<<<<

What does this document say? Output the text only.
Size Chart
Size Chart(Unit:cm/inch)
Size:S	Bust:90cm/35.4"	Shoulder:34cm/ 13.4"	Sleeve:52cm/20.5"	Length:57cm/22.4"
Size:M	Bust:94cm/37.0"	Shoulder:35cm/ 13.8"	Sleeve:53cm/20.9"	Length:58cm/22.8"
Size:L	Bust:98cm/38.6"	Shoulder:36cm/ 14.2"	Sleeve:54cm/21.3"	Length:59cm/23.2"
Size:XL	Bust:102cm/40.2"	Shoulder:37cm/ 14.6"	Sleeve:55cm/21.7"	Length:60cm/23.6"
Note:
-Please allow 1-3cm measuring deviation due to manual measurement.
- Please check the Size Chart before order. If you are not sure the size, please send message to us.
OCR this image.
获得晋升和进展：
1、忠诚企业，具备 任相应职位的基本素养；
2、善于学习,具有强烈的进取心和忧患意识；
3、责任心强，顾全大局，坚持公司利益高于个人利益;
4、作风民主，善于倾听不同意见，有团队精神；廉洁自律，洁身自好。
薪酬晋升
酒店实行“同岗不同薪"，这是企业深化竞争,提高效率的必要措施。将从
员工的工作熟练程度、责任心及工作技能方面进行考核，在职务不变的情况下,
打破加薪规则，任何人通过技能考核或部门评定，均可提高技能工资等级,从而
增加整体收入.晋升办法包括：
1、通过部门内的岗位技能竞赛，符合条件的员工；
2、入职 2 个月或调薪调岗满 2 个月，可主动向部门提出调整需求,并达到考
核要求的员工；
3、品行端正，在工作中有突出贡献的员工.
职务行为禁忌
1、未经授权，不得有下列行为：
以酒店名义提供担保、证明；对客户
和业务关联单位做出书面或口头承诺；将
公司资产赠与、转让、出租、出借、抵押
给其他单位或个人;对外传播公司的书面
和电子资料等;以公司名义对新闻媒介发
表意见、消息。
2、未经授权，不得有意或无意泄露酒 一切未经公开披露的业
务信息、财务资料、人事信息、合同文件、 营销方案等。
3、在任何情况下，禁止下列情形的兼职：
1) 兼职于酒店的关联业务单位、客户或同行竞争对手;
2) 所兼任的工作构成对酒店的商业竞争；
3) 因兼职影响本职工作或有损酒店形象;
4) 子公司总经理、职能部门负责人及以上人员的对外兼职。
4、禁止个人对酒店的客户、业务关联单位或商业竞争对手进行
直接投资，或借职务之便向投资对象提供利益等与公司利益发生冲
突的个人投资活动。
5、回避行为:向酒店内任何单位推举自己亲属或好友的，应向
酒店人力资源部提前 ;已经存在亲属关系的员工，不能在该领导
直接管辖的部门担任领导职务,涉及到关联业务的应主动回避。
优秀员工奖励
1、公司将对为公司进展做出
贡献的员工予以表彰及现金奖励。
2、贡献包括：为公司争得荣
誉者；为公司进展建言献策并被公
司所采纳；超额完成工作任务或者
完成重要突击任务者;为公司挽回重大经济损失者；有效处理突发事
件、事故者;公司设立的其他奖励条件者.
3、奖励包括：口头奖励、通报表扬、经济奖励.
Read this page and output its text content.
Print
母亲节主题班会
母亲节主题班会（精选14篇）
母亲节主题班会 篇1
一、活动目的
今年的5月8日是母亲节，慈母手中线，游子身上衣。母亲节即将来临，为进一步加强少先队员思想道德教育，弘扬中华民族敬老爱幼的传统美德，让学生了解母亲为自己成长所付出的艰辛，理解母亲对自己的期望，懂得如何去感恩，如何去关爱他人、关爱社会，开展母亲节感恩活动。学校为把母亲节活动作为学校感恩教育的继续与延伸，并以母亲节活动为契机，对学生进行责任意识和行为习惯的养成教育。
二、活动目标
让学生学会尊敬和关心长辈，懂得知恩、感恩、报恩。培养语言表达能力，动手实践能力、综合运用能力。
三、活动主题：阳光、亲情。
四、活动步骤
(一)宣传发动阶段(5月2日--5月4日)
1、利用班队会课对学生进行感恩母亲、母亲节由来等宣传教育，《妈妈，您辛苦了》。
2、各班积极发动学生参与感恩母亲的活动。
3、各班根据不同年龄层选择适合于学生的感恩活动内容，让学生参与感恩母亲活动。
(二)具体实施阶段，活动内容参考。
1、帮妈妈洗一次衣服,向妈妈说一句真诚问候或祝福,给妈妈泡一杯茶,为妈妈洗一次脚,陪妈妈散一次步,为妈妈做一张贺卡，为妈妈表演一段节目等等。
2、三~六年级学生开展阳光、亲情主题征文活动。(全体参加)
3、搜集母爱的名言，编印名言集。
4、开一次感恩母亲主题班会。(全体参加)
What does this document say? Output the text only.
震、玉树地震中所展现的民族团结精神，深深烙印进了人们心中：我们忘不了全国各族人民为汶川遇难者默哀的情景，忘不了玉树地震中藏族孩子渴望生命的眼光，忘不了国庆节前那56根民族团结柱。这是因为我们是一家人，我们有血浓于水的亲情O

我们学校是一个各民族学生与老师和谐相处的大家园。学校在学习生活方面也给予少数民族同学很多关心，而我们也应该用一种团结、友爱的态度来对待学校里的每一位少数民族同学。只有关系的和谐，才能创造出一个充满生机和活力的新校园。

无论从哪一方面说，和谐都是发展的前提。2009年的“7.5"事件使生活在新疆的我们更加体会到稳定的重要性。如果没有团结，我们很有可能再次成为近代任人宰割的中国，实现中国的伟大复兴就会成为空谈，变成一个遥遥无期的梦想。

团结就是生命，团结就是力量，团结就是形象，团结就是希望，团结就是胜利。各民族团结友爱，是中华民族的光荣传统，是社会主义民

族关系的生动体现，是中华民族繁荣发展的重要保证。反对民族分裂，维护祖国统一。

>>>>

* **What is required**: Everything from the line containing "Read this page and output its text content." to the end of the records must be written out exactly; include both of those lines and no others.

* **Written answer**:
Read this page and output its text content.
Print
母亲节主题班会
母亲节主题班会（精选14篇）
母亲节主题班会 篇1
一、活动目的
今年的5月8日是母亲节，慈母手中线，游子身上衣。母亲节即将来临，为进一步加强少先队员思想道德教育，弘扬中华民族敬老爱幼的传统美德，让学生了解母亲为自己成长所付出的艰辛，理解母亲对自己的期望，懂得如何去感恩，如何去关爱他人、关爱社会，开展母亲节感恩活动。学校为把母亲节活动作为学校感恩教育的继续与延伸，并以母亲节活动为契机，对学生进行责任意识和行为习惯的养成教育。
二、活动目标
让学生学会尊敬和关心长辈，懂得知恩、感恩、报恩。培养语言表达能力，动手实践能力、综合运用能力。
三、活动主题：阳光、亲情。
四、活动步骤
(一)宣传发动阶段(5月2日--5月4日)
1、利用班队会课对学生进行感恩母亲、母亲节由来等宣传教育，《妈妈，您辛苦了》。
2、各班积极发动学生参与感恩母亲的活动。
3、各班根据不同年龄层选择适合于学生的感恩活动内容，让学生参与感恩母亲活动。
(二)具体实施阶段，活动内容参考。
1、帮妈妈洗一次衣服,向妈妈说一句真诚问候或祝福,给妈妈泡一杯茶,为妈妈洗一次脚,陪妈妈散一次步,为妈妈做一张贺卡，为妈妈表演一段节目等等。
2、三~六年级学生开展阳光、亲情主题征文活动。(全体参加)
3、搜集母爱的名言，编印名言集。
4、开一次感恩母亲主题班会。(全体参加)
What does this document say? Output the text only.
震、玉树地震中所展现的民族团结精神，深深烙印进了人们心中：我们忘不了全国各族人民为汶川遇难者默哀的情景，忘不了玉树地震中藏族孩子渴望生命的眼光，忘不了国庆节前那56根民族团结柱。这是因为我们是一家人，我们有血浓于水的亲情O

我们学校是一个各民族学生与老师和谐相处的大家园。学校在学习生活方面也给予少数民族同学很多关心，而我们也应该用一种团结、友爱的态度来对待学校里的每一位少数民族同学。只有关系的和谐，才能创造出一个充满生机和活力的新校园。

无论从哪一方面说，和谐都是发展的前提。2009年的“7.5"事件使生活在新疆的我们更加体会到稳定的重要性。如果没有团结，我们很有可能再次成为近代任人宰割的中国，实现中国的伟大复兴就会成为空谈，变成一个遥遥无期的梦想。

团结就是生命，团结就是力量，团结就是形象，团结就是希望，团结就是胜利。各民族团结友爱，是中华民族的光荣传统，是社会主义民

族关系的生动体现，是中华民族繁荣发展的重要保证。反对民族分裂，维护祖国统一。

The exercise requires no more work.